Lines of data
[START]

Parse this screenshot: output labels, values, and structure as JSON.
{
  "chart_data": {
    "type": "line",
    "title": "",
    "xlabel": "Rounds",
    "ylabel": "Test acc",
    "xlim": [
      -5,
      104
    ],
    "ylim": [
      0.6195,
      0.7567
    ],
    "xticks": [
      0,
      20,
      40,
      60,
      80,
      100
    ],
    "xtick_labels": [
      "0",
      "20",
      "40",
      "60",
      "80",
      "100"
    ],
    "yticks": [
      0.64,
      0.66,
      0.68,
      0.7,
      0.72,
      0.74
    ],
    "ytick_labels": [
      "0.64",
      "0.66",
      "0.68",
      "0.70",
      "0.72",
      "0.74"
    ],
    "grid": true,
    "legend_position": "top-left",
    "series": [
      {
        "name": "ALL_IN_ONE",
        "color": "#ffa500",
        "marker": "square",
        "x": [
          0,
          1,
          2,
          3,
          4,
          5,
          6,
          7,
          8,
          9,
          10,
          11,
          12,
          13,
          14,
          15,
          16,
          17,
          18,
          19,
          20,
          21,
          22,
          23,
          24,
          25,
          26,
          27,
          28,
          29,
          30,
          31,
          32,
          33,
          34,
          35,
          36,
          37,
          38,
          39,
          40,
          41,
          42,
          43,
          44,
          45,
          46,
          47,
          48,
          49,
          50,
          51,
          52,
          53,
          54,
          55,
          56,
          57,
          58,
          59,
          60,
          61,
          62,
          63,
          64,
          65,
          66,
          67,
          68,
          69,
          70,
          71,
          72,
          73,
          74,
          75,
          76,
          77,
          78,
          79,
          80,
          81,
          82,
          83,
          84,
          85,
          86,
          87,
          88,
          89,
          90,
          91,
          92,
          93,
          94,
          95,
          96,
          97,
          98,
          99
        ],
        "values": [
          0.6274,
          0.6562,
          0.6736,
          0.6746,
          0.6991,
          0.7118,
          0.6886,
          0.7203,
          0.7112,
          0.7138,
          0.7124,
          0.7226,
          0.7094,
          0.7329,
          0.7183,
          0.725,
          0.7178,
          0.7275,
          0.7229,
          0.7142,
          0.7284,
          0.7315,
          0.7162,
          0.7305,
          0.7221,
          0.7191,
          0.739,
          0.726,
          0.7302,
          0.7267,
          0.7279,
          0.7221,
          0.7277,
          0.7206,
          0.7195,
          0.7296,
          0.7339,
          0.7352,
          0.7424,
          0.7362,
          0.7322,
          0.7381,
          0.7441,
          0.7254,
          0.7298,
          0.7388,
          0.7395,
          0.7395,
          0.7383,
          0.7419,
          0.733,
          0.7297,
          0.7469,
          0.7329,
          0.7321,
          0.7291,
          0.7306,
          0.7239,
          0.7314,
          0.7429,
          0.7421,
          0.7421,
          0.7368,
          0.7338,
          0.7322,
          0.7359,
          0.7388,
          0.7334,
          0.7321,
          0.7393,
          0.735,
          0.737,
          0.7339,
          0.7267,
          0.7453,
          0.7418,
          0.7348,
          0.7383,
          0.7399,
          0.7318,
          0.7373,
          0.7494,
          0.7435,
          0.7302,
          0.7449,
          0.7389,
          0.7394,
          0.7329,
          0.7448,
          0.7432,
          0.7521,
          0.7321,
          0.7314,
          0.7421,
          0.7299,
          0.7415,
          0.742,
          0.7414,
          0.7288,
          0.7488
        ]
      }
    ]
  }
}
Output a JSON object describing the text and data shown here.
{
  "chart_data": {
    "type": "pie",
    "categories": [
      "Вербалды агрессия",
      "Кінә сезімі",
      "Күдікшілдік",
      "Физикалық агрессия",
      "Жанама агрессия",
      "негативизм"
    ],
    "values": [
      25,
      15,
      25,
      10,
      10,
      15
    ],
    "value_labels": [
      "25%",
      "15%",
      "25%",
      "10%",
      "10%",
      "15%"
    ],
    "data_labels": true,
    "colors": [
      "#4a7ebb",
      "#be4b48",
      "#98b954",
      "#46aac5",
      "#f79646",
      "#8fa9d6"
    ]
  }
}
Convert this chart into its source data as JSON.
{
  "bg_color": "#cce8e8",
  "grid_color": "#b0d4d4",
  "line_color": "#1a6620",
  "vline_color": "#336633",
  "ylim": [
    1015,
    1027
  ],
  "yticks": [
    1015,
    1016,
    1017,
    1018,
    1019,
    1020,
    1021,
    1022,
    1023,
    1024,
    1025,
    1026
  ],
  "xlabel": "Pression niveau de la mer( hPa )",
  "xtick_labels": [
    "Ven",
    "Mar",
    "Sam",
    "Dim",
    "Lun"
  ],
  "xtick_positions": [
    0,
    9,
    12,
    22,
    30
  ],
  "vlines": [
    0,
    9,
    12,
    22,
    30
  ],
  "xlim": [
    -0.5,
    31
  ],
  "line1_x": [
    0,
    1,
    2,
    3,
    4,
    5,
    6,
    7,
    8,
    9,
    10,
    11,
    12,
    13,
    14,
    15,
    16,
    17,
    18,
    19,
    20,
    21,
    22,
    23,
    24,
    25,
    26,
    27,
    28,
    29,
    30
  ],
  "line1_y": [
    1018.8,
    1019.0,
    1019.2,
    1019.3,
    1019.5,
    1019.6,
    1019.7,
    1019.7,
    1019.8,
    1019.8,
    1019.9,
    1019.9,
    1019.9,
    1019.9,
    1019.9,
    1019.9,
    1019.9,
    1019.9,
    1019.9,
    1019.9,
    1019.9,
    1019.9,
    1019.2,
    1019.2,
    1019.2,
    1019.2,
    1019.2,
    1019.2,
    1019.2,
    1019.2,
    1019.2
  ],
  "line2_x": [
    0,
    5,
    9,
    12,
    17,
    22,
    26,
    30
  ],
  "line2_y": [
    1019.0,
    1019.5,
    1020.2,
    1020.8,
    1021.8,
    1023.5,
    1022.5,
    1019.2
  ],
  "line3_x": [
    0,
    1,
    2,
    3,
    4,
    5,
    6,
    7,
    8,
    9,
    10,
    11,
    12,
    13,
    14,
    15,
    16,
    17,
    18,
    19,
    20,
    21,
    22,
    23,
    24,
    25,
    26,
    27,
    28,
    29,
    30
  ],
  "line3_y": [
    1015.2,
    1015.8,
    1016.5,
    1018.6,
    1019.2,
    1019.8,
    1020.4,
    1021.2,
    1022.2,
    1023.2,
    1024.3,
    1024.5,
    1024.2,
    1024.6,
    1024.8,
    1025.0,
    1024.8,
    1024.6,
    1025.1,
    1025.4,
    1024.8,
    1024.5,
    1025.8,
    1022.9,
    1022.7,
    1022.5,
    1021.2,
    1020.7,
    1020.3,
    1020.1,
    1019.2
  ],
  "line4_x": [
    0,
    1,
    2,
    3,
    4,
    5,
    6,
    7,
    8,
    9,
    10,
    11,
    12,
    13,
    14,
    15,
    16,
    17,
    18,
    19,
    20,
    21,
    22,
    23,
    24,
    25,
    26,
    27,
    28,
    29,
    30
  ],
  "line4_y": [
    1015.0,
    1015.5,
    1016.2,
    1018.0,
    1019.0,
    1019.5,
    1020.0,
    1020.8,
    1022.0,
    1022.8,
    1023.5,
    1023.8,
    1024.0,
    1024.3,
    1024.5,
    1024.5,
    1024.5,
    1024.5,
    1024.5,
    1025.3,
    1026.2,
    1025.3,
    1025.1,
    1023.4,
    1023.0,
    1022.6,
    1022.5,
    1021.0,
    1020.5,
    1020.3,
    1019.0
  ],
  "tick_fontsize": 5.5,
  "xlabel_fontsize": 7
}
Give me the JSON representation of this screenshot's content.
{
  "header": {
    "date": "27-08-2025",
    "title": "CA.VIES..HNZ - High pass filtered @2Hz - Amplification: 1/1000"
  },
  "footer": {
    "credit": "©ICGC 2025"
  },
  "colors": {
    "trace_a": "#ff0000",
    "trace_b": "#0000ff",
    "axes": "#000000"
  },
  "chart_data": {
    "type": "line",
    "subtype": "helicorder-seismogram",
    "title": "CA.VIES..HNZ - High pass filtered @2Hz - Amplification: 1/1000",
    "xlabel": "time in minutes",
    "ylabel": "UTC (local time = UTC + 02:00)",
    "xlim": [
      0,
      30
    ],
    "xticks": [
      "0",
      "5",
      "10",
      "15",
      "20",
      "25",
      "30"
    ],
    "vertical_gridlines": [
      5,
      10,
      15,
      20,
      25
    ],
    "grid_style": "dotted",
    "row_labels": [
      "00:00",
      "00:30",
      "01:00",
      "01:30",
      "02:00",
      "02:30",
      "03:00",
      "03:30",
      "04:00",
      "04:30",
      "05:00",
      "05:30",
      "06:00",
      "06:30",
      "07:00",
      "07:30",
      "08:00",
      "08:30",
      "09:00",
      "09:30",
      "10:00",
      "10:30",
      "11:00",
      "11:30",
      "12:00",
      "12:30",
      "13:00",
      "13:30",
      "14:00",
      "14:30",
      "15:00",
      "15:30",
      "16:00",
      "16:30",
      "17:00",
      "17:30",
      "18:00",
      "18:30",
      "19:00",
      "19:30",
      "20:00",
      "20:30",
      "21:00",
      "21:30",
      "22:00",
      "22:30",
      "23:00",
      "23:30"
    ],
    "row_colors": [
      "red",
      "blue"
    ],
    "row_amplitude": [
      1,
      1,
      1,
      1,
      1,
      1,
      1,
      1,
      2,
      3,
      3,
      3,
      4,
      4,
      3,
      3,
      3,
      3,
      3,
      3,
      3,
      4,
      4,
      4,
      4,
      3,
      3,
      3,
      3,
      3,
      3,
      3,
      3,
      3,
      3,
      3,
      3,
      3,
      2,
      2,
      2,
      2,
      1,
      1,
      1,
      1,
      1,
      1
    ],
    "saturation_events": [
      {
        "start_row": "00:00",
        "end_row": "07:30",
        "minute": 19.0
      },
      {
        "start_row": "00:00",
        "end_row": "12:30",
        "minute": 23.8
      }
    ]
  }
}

[END]

Identify all lines in the records above with the word "Amplification".

Exercise answer:
    "title": "CA.VIES..HNZ - High pass filtered @2Hz - Amplification: 1/1000"
    "title": "CA.VIES..HNZ - High pass filtered @2Hz - Amplification: 1/1000",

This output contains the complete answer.